**Trabalho pedido**
a - Copie da entrevista o trecho que começa nas palavras "Esse prémio tem" e termina logo depois das palavras "isto no horizonte?".
b - Dê continuidade à entrevista a partir do ponto em que ela para.

**Texto**
Esse prémio tem um sabor especial, não?

Tem, tem. Prova-me que, quer seja em Portugal quer seja em Cabo Verde, eu sou amado da mesma forma — se em Portugal, me sentem português com origens cabo-verdianas, em Cabo Verde sentem-me crioulo nascido em Portugal. É bonito, porque eu ando na rua e acontece uma réplica quando estou em Lisboa ou  Santiago ou Mindelo ou Porto ou Quarteira ou Coimbra… Recebo muito amor. As pessoas às vezes nem têm noção, acham que me estão a chatear, e eu digo-lhes: “Isto é o melhor que um músico pode levar deste plano da vida”.

Francamente: quando lançaste em 2008 o Eu e os Meus, vias isto no horizonte?

**Dados registados**
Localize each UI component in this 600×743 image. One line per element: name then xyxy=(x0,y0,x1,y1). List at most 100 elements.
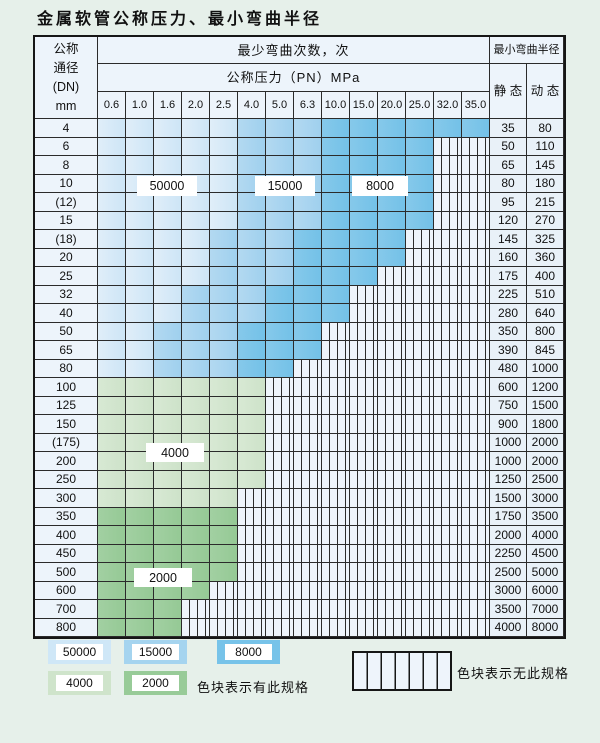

**Resultados**
a -
Esse prémio tem um sabor especial, não?

Tem, tem. Prova-me que, quer seja em Portugal quer seja em Cabo Verde, eu sou amado da mesma forma — se em Portugal, me sentem português com origens cabo-verdianas, em Cabo Verde sentem-me crioulo nascido em Portugal. É bonito, porque eu ando na rua e acontece uma réplica quando estou em Lisboa ou  Santiago ou Mindelo ou Porto ou Quarteira ou Coimbra… Recebo muito amor. As pessoas às vezes nem têm noção, acham que me estão a chatear, e eu digo-lhes: “Isto é o melhor que um músico pode levar deste plano da vida”.

Francamente: quando lançaste em 2008 o Eu e os Meus, vias isto no horizonte?

b -
HOOOOO! Nunca na vida! Eu sempre acreditei na caminhada. Eu era um miúdo, já foram 11 anos, eu não esperava mesmo… Eu esperava que o que está a acontecer comigo hoje fosse o que eu fosse sempre viver em segundo plano, como quando estive nos Expensive [Soul] e nos Nu Soul Family. Mas tive a sorte de poder ver como é quando um músico é adorado pelo seu público, e as pessoas a interpretarem as canções… Eu sonhava com isso: “se um dia cantassem as minhas músicas como o pessoal canta o “Eu Não Sei”, o “13 Mulheres”, ou o “Re-Tratamento”… Mano, como seria? [risos] ‘Tás a ver?!

E agora chegamos a um novo disco.

Finalmente, este… aliás, ele nem é disco, no fundo, ele é um EP. Mas ainda bem que deste o título de disco, porque quando o escutas, tu sentes que é algo coeso e sólido e podes estar ali em repeat como se for um disco. É um EP que é o início de uma história: é o fecho de um capítulo — Mundu Nôbu — e reabre outro capítulo. Mas essa viagem do SOTAVENTO: para já, celebra [o facto de] eu ser do Sotavento do Algarve, Quarteira é Sotavento, e Sotavento de Santiago… Cada tema celebra uma ilha de Sotavento. É o batuku e o funaná realmente escancaradamente assumindo um novo corpo, uma nova roupagem, uma globalidade electrónica a 100%.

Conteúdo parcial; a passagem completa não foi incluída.